- _Aim of the task_
Please copy out all of the material below exactly, line for line, and leave the pictures out of your answer.

[Layout annotation data]
::::

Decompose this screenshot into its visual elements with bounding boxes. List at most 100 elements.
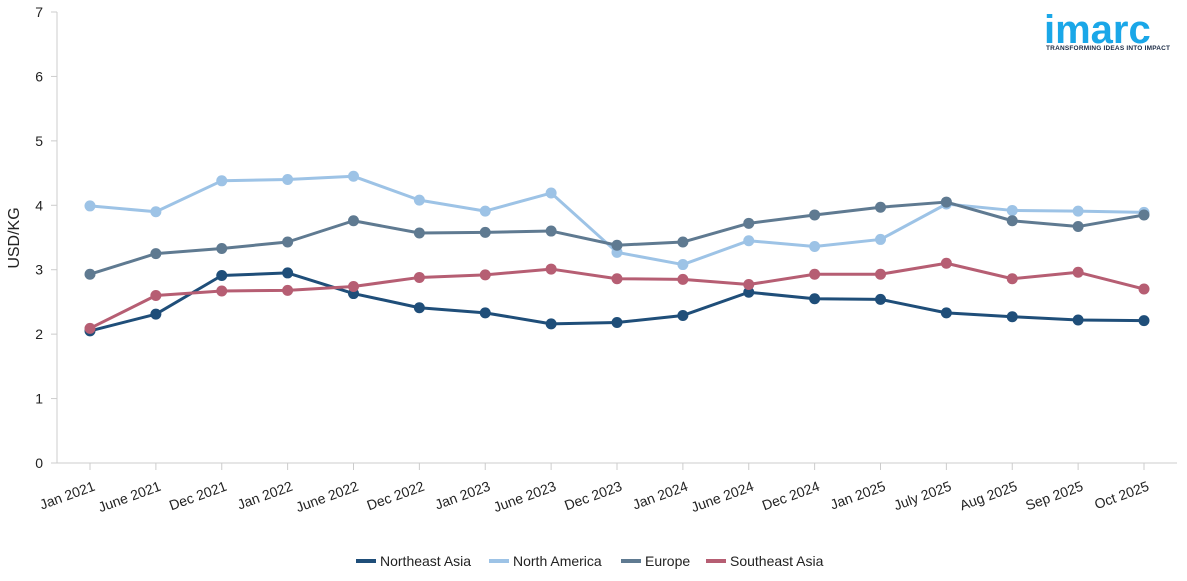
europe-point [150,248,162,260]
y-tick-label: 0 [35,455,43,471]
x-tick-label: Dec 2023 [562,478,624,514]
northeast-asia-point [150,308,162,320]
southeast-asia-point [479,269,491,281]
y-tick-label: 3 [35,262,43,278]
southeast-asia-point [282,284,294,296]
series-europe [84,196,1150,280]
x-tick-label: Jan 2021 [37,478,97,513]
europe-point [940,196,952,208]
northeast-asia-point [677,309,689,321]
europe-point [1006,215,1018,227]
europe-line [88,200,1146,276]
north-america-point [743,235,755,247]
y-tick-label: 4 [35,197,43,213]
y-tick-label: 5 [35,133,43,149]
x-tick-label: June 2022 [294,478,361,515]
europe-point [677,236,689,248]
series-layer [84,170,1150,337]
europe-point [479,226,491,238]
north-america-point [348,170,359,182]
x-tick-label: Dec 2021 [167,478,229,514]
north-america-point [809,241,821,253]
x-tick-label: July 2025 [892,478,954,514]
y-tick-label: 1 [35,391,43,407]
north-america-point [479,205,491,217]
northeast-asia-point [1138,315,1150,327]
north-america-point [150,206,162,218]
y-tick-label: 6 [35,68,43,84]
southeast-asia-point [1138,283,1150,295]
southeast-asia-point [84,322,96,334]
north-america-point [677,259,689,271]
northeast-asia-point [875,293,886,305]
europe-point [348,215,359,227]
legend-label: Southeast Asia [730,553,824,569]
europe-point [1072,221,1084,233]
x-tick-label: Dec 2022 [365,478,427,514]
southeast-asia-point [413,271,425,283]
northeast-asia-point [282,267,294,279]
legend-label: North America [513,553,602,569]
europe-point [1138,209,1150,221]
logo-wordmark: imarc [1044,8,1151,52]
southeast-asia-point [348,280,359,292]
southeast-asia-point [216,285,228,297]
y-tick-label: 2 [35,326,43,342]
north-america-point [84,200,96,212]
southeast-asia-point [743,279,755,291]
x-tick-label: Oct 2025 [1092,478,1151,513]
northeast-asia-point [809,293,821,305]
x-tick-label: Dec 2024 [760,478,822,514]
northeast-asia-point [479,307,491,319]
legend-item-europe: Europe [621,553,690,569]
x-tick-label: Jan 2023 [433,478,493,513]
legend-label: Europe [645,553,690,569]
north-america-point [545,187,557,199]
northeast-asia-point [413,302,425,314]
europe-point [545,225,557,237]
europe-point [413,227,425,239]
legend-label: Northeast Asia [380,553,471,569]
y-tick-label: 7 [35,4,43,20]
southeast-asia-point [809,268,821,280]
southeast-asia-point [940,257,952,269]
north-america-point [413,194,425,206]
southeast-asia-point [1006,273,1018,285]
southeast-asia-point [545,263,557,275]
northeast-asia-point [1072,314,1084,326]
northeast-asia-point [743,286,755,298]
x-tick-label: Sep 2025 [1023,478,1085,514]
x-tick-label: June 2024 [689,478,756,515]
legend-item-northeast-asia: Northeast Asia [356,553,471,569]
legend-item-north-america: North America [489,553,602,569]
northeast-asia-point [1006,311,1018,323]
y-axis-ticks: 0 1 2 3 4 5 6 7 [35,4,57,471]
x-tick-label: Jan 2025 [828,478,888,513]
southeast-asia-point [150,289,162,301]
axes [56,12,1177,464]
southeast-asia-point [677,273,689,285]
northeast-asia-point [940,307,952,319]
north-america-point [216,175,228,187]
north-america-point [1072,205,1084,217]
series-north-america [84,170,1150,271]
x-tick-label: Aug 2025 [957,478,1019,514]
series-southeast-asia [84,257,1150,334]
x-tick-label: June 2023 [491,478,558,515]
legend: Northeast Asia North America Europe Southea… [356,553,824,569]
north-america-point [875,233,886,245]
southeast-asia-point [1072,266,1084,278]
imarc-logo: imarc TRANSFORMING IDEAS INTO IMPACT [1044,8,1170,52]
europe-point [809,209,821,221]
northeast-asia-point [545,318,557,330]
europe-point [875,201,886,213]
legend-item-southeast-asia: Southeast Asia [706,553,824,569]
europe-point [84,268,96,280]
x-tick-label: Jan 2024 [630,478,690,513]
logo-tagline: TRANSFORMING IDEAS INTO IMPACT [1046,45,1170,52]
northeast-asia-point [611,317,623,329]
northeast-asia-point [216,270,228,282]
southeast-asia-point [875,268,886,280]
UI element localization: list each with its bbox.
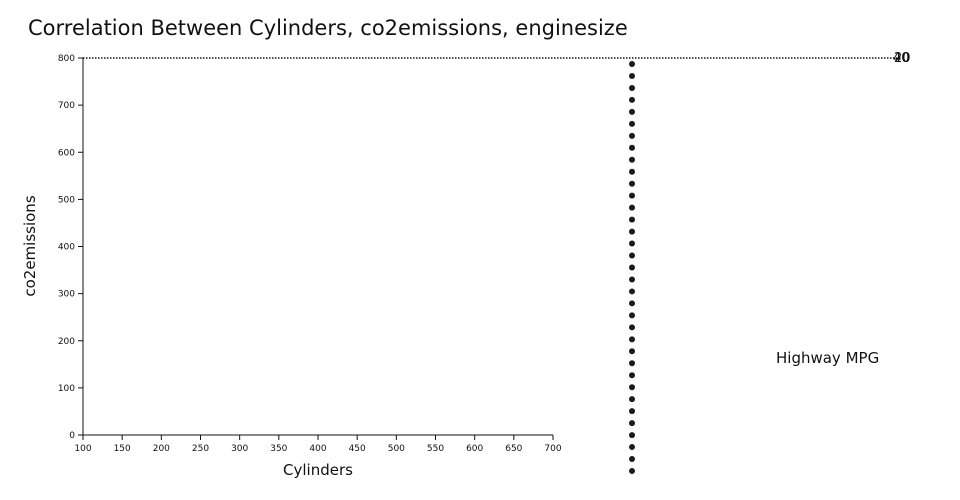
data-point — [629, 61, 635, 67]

::::

- _Full answer_
Decompose this screenshot into its visual elements with bounding boxes. List at most 100 elements.
europe-point [150,248,162,260]
y-tick-label: 0 [35,455,43,471]
x-tick-label: Dec 2023 [562,478,624,514]
northeast-asia-point [150,308,162,320]
southeast-asia-point [479,269,491,281]
y-tick-label: 3 [35,262,43,278]
southeast-asia-point [282,284,294,296]
series-europe [84,196,1150,280]
x-tick-label: Jan 2021 [37,478,97,513]
europe-point [940,196,952,208]
northeast-asia-point [677,309,689,321]
europe-point [1006,215,1018,227]
europe-line [88,200,1146,276]
north-america-point [743,235,755,247]
y-tick-label: 4 [35,197,43,213]
y-tick-label: 5 [35,133,43,149]
x-tick-label: June 2022 [294,478,361,515]
europe-point [677,236,689,248]
series-layer [84,170,1150,337]
europe-point [479,226,491,238]
north-america-point [348,170,359,182]
x-tick-label: Dec 2021 [167,478,229,514]
north-america-point [809,241,821,253]
x-tick-label: July 2025 [892,478,954,514]
y-tick-label: 1 [35,391,43,407]
north-america-point [479,205,491,217]
northeast-asia-point [1138,315,1150,327]
north-america-point [150,206,162,218]
y-tick-label: 6 [35,68,43,84]
southeast-asia-point [1138,283,1150,295]
southeast-asia-point [84,322,96,334]
north-america-point [677,259,689,271]
northeast-asia-point [875,293,886,305]
europe-point [348,215,359,227]
legend-label: Southeast Asia [730,553,824,569]
europe-point [1072,221,1084,233]
x-tick-label: Dec 2022 [365,478,427,514]
southeast-asia-point [413,271,425,283]
northeast-asia-point [282,267,294,279]
legend-label: North America [513,553,602,569]
europe-point [1138,209,1150,221]
logo-wordmark: imarc [1044,8,1151,52]
southeast-asia-point [348,280,359,292]
southeast-asia-point [216,285,228,297]
y-tick-label: 2 [35,326,43,342]
north-america-point [84,200,96,212]
southeast-asia-point [743,279,755,291]
x-tick-label: Oct 2025 [1092,478,1151,513]
northeast-asia-point [809,293,821,305]
x-tick-label: Dec 2024 [760,478,822,514]
northeast-asia-point [479,307,491,319]
legend-item-europe: Europe [621,553,690,569]
x-tick-label: Jan 2023 [433,478,493,513]
legend-label: Europe [645,553,690,569]
north-america-point [545,187,557,199]
northeast-asia-point [413,302,425,314]
europe-point [545,225,557,237]
europe-point [413,227,425,239]
legend-label: Northeast Asia [380,553,471,569]
y-tick-label: 7 [35,4,43,20]
southeast-asia-point [809,268,821,280]
southeast-asia-point [940,257,952,269]
north-america-point [413,194,425,206]
southeast-asia-point [1006,273,1018,285]
southeast-asia-point [545,263,557,275]
northeast-asia-point [1072,314,1084,326]
northeast-asia-point [743,286,755,298]
x-tick-label: Sep 2025 [1023,478,1085,514]
x-tick-label: June 2024 [689,478,756,515]
legend-item-northeast-asia: Northeast Asia [356,553,471,569]
legend-item-north-america: North America [489,553,602,569]
northeast-asia-point [1006,311,1018,323]
y-axis-ticks: 0 1 2 3 4 5 6 7 [35,4,57,471]
x-tick-label: Jan 2025 [828,478,888,513]
southeast-asia-point [150,289,162,301]
axes [56,12,1177,464]
southeast-asia-point [677,273,689,285]
northeast-asia-point [940,307,952,319]
north-america-point [216,175,228,187]
north-america-point [1072,205,1084,217]
series-north-america [84,170,1150,271]
x-tick-label: Aug 2025 [957,478,1019,514]
series-southeast-asia [84,257,1150,334]
x-tick-label: June 2023 [491,478,558,515]
legend: Northeast Asia North America Europe Southea… [356,553,824,569]
north-america-point [875,233,886,245]
southeast-asia-point [1072,266,1084,278]
imarc-logo: imarc TRANSFORMING IDEAS INTO IMPACT [1044,8,1170,52]
europe-point [809,209,821,221]
northeast-asia-point [545,318,557,330]
europe-point [875,201,886,213]
legend-item-southeast-asia: Southeast Asia [706,553,824,569]
europe-point [84,268,96,280]
x-tick-label: Jan 2024 [630,478,690,513]
logo-tagline: TRANSFORMING IDEAS INTO IMPACT [1046,45,1170,52]
northeast-asia-point [611,317,623,329]
northeast-asia-point [216,270,228,282]
southeast-asia-point [875,268,886,280]
UI element localization: list each with its bbox.
data-point — [629, 61, 635, 67]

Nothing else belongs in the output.